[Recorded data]
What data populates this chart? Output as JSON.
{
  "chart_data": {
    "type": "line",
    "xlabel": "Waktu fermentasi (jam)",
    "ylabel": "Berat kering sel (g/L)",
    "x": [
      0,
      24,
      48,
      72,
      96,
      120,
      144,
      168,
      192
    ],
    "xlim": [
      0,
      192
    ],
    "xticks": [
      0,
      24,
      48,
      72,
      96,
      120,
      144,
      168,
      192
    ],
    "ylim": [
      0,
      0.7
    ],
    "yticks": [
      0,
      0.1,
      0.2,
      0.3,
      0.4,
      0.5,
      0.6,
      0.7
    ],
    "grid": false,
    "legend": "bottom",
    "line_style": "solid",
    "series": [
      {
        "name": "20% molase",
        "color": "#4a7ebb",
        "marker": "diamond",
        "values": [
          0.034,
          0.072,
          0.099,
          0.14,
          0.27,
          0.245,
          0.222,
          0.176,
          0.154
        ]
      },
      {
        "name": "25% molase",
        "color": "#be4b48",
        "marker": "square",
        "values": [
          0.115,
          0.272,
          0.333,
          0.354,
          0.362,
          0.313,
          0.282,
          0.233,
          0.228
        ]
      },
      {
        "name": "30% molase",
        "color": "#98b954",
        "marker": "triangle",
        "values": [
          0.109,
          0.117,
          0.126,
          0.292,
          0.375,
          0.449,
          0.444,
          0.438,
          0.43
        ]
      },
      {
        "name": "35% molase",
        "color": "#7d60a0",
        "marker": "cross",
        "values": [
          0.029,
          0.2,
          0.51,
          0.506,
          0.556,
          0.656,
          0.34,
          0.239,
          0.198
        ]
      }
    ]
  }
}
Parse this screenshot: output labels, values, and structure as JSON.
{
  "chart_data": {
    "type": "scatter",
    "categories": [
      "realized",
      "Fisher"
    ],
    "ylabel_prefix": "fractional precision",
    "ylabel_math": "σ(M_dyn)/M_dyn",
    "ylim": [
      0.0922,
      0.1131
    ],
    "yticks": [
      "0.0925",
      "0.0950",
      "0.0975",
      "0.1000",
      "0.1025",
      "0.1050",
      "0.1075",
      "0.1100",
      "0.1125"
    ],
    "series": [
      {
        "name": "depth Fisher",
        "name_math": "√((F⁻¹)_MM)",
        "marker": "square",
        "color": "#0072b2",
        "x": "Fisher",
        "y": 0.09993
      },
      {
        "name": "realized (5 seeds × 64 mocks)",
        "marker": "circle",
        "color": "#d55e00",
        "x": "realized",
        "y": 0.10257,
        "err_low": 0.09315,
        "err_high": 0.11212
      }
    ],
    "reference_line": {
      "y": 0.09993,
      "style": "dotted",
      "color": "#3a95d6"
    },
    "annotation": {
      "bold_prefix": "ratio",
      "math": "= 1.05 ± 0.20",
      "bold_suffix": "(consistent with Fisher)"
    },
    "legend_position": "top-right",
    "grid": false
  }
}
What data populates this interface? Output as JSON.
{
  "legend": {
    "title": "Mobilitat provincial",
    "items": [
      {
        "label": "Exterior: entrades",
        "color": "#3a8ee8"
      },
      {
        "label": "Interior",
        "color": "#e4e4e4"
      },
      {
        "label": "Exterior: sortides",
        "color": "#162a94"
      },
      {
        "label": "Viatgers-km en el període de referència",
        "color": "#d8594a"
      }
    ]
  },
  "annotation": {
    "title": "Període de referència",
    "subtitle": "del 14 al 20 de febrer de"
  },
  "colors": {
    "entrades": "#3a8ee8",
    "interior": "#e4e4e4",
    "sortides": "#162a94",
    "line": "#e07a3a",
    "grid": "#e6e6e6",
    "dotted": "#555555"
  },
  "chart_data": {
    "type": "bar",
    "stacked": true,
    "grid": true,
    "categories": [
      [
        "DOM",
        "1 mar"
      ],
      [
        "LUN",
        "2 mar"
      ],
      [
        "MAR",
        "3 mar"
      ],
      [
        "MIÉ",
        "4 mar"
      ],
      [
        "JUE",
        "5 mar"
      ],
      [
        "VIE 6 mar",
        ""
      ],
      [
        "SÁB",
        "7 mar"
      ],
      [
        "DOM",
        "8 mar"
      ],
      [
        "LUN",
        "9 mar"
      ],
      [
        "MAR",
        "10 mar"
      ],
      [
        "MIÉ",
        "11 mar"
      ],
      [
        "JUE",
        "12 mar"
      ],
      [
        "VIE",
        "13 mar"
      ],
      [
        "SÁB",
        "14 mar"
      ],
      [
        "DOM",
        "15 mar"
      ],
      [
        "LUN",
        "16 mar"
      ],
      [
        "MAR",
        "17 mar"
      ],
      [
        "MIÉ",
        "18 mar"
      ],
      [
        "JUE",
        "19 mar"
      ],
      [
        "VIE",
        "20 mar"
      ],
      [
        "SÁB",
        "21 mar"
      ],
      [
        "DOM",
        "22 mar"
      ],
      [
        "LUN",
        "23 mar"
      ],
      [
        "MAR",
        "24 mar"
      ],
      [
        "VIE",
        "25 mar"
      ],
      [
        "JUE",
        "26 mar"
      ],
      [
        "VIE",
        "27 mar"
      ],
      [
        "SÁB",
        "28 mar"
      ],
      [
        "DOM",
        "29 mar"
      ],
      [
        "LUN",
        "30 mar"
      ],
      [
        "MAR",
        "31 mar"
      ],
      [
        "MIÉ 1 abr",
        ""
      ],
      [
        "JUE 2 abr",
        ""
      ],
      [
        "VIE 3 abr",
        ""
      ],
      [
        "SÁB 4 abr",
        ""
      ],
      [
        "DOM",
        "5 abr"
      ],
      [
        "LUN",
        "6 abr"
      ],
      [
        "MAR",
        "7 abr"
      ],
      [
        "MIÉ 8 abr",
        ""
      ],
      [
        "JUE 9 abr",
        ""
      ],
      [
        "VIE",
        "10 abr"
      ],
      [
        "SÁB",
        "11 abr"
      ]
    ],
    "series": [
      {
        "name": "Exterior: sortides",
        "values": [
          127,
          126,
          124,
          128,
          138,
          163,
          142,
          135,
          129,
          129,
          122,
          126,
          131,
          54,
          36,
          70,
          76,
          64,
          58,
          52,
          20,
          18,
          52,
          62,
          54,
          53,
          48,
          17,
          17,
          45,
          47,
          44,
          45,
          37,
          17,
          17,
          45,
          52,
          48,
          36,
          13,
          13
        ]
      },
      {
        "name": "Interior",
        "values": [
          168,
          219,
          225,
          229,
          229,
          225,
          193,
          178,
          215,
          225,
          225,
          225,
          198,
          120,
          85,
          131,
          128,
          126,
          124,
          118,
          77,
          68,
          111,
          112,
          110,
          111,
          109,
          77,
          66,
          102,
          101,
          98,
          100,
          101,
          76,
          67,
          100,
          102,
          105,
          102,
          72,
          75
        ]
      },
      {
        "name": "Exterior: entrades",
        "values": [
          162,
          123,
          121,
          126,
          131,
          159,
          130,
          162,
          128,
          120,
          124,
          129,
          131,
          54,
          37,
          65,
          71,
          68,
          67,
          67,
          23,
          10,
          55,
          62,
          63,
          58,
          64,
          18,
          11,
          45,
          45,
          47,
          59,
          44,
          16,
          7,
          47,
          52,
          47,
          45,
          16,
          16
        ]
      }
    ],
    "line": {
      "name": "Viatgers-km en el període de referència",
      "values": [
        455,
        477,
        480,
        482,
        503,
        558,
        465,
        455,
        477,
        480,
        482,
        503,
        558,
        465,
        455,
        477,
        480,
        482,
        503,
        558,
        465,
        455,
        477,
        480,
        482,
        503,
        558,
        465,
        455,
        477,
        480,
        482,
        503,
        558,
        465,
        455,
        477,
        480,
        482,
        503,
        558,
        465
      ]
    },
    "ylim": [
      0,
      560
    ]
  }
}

■ **Direction**: Provide only the number of lines in the entries that hold the word "Exterior".

■ **Reply to the exercise**: 4